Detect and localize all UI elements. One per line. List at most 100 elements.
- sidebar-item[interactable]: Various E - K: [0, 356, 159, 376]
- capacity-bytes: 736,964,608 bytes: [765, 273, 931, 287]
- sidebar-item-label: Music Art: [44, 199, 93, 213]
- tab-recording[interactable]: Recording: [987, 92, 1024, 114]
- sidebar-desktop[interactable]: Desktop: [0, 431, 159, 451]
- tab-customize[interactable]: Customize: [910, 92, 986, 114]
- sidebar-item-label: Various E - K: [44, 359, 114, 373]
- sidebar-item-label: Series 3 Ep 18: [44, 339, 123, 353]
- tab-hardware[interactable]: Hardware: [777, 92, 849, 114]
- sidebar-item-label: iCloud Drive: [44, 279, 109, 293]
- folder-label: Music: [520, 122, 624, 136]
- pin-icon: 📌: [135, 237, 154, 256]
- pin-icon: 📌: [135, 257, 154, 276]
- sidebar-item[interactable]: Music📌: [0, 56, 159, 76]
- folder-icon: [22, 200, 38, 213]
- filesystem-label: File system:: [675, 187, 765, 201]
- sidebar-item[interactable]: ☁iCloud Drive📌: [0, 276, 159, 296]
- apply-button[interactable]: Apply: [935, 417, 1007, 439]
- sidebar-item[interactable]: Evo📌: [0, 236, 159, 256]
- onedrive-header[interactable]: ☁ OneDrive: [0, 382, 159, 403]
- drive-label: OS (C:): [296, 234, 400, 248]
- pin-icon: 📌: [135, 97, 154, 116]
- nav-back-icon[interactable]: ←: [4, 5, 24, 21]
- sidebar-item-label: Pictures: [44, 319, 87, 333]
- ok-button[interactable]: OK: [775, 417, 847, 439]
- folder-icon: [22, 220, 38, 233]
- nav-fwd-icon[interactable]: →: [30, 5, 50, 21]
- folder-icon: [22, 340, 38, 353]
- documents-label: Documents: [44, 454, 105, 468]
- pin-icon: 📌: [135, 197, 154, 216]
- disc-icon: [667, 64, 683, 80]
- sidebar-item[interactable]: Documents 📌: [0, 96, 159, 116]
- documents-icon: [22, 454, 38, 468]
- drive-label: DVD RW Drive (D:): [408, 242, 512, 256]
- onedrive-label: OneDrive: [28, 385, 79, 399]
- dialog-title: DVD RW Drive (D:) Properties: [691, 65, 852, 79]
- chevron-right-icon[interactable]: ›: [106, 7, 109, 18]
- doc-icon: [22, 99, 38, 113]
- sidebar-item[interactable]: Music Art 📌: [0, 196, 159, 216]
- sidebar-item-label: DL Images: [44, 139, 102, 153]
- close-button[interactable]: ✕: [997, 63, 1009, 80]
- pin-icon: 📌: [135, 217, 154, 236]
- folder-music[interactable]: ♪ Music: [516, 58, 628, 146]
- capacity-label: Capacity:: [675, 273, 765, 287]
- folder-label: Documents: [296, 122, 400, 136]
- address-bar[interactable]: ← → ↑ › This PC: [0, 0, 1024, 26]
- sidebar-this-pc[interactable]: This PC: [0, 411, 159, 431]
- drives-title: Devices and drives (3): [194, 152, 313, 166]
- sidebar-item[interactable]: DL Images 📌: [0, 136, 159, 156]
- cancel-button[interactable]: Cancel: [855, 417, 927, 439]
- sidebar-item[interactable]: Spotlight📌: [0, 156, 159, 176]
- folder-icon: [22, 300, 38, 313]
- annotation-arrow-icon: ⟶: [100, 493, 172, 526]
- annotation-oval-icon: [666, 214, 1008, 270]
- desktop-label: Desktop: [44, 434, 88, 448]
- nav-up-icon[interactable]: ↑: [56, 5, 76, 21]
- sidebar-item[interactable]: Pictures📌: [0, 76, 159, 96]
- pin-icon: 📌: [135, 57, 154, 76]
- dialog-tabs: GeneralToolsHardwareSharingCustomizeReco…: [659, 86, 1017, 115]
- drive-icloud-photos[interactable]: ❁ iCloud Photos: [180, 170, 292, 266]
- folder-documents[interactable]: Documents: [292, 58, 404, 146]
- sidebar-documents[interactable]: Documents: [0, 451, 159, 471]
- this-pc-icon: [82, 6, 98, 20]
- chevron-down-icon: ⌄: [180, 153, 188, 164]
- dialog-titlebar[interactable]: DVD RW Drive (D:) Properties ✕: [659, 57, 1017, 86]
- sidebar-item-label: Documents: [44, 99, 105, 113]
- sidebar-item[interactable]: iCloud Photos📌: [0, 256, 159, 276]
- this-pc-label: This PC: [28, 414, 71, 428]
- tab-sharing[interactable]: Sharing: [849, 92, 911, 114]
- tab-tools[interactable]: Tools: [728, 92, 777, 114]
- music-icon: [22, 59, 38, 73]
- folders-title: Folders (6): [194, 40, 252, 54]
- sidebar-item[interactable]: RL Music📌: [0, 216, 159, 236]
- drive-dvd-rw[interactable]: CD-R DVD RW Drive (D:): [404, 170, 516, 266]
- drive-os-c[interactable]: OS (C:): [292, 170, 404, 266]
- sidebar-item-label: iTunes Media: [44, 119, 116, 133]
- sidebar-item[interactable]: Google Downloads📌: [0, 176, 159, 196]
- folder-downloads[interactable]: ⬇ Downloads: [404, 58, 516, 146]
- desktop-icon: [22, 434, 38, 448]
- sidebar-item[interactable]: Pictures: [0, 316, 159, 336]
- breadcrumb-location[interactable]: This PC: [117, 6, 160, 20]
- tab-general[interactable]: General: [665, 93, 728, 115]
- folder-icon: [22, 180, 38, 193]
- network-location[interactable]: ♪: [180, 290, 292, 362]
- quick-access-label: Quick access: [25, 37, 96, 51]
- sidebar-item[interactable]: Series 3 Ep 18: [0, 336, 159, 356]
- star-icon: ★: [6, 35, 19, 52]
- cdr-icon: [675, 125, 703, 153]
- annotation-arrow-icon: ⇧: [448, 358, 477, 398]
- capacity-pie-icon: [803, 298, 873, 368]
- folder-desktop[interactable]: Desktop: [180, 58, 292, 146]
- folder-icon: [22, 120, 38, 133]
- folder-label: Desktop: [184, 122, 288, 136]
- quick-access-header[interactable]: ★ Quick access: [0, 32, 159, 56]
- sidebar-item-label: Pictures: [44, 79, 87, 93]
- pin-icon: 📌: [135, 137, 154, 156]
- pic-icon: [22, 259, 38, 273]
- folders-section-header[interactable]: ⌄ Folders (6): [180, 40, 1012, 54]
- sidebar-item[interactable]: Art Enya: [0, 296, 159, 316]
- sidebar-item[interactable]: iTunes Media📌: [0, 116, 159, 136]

● Directions
Copy all of the lines above word for word, keeping their order.

● Solution
Detect and localize all UI elements. One per line. List at most 100 elements.
- sidebar-item[interactable]: Various E - K: [0, 356, 159, 376]
- capacity-bytes: 736,964,608 bytes: [765, 273, 931, 287]
- sidebar-item-label: Music Art: [44, 199, 93, 213]
- tab-recording[interactable]: Recording: [987, 92, 1024, 114]
- sidebar-desktop[interactable]: Desktop: [0, 431, 159, 451]
- tab-customize[interactable]: Customize: [910, 92, 986, 114]
- sidebar-item-label: Various E - K: [44, 359, 114, 373]
- sidebar-item-label: Series 3 Ep 18: [44, 339, 123, 353]
- tab-hardware[interactable]: Hardware: [777, 92, 849, 114]
- sidebar-item-label: iCloud Drive: [44, 279, 109, 293]
- folder-label: Music: [520, 122, 624, 136]
- pin-icon: 📌: [135, 237, 154, 256]
- pin-icon: 📌: [135, 257, 154, 276]
- sidebar-item[interactable]: Music📌: [0, 56, 159, 76]
- folder-icon: [22, 200, 38, 213]
- filesystem-label: File system:: [675, 187, 765, 201]
- sidebar-item[interactable]: ☁iCloud Drive📌: [0, 276, 159, 296]
- apply-button[interactable]: Apply: [935, 417, 1007, 439]
- sidebar-item[interactable]: Evo📌: [0, 236, 159, 256]
- onedrive-header[interactable]: ☁ OneDrive: [0, 382, 159, 403]
- drive-label: OS (C:): [296, 234, 400, 248]
- pin-icon: 📌: [135, 97, 154, 116]
- nav-back-icon[interactable]: ←: [4, 5, 24, 21]
- sidebar-item-label: Pictures: [44, 319, 87, 333]
- ok-button[interactable]: OK: [775, 417, 847, 439]
- folder-icon: [22, 220, 38, 233]
- nav-fwd-icon[interactable]: →: [30, 5, 50, 21]
- folder-icon: [22, 340, 38, 353]
- documents-label: Documents: [44, 454, 105, 468]
- pin-icon: 📌: [135, 197, 154, 216]
- disc-icon: [667, 64, 683, 80]
- sidebar-item[interactable]: Documents 📌: [0, 96, 159, 116]
- documents-icon: [22, 454, 38, 468]
- drive-label: DVD RW Drive (D:): [408, 242, 512, 256]
- onedrive-label: OneDrive: [28, 385, 79, 399]
- dialog-title: DVD RW Drive (D:) Properties: [691, 65, 852, 79]
- chevron-right-icon[interactable]: ›: [106, 7, 109, 18]
- doc-icon: [22, 99, 38, 113]
- sidebar-item[interactable]: Music Art 📌: [0, 196, 159, 216]
- sidebar-item-label: DL Images: [44, 139, 102, 153]
- close-button[interactable]: ✕: [997, 63, 1009, 80]
- pin-icon: 📌: [135, 217, 154, 236]
- folder-music[interactable]: ♪ Music: [516, 58, 628, 146]
- capacity-label: Capacity:: [675, 273, 765, 287]
- folder-label: Documents: [296, 122, 400, 136]
- address-bar[interactable]: ← → ↑ › This PC: [0, 0, 1024, 26]
- sidebar-this-pc[interactable]: This PC: [0, 411, 159, 431]
- drives-title: Devices and drives (3): [194, 152, 313, 166]
- sidebar-item[interactable]: DL Images 📌: [0, 136, 159, 156]
- cancel-button[interactable]: Cancel: [855, 417, 927, 439]
- sidebar-item[interactable]: Spotlight📌: [0, 156, 159, 176]
- folder-icon: [22, 300, 38, 313]
- annotation-arrow-icon: ⟶: [100, 493, 172, 526]
- annotation-oval-icon: [666, 214, 1008, 270]
- desktop-label: Desktop: [44, 434, 88, 448]
- nav-up-icon[interactable]: ↑: [56, 5, 76, 21]
- sidebar-item[interactable]: Pictures📌: [0, 76, 159, 96]
- pin-icon: 📌: [135, 57, 154, 76]
- dialog-tabs: GeneralToolsHardwareSharingCustomizeReco…: [659, 86, 1017, 115]
- drive-icloud-photos[interactable]: ❁ iCloud Photos: [180, 170, 292, 266]
- folder-documents[interactable]: Documents: [292, 58, 404, 146]
- sidebar-documents[interactable]: Documents: [0, 451, 159, 471]
- this-pc-icon: [82, 6, 98, 20]
- chevron-down-icon: ⌄: [180, 153, 188, 164]
- dialog-titlebar[interactable]: DVD RW Drive (D:) Properties ✕: [659, 57, 1017, 86]
- sidebar-item-label: Documents: [44, 99, 105, 113]
- sidebar-item[interactable]: iCloud Photos📌: [0, 256, 159, 276]
- this-pc-label: This PC: [28, 414, 71, 428]
- tab-sharing[interactable]: Sharing: [849, 92, 911, 114]
- tab-tools[interactable]: Tools: [728, 92, 777, 114]
- music-icon: [22, 59, 38, 73]
- folders-title: Folders (6): [194, 40, 252, 54]
- sidebar-item[interactable]: RL Music📌: [0, 216, 159, 236]
- drive-dvd-rw[interactable]: CD-R DVD RW Drive (D:): [404, 170, 516, 266]
- drive-os-c[interactable]: OS (C:): [292, 170, 404, 266]
- sidebar-item-label: iTunes Media: [44, 119, 116, 133]
- sidebar-item[interactable]: Google Downloads📌: [0, 176, 159, 196]
- folder-downloads[interactable]: ⬇ Downloads: [404, 58, 516, 146]
- desktop-icon: [22, 434, 38, 448]
- sidebar-item[interactable]: Pictures: [0, 316, 159, 336]
- breadcrumb-location[interactable]: This PC: [117, 6, 160, 20]
- tab-general[interactable]: General: [665, 93, 728, 115]
- folder-icon: [22, 180, 38, 193]
- network-location[interactable]: ♪: [180, 290, 292, 362]
- quick-access-label: Quick access: [25, 37, 96, 51]
- sidebar-item[interactable]: Series 3 Ep 18: [0, 336, 159, 356]
- star-icon: ★: [6, 35, 19, 52]
- cdr-icon: [675, 125, 703, 153]
- annotation-arrow-icon: ⇧: [448, 358, 477, 398]
- capacity-pie-icon: [803, 298, 873, 368]
- folder-desktop[interactable]: Desktop: [180, 58, 292, 146]
- folder-icon: [22, 120, 38, 133]
- folder-label: Desktop: [184, 122, 288, 136]
- quick-access-header[interactable]: ★ Quick access: [0, 32, 159, 56]
- sidebar-item-label: Pictures: [44, 79, 87, 93]
- pin-icon: 📌: [135, 137, 154, 156]
- pic-icon: [22, 259, 38, 273]
- folders-section-header[interactable]: ⌄ Folders (6): [180, 40, 1012, 54]
- sidebar-item[interactable]: Art Enya: [0, 296, 159, 316]
- sidebar-item[interactable]: iTunes Media📌: [0, 116, 159, 136]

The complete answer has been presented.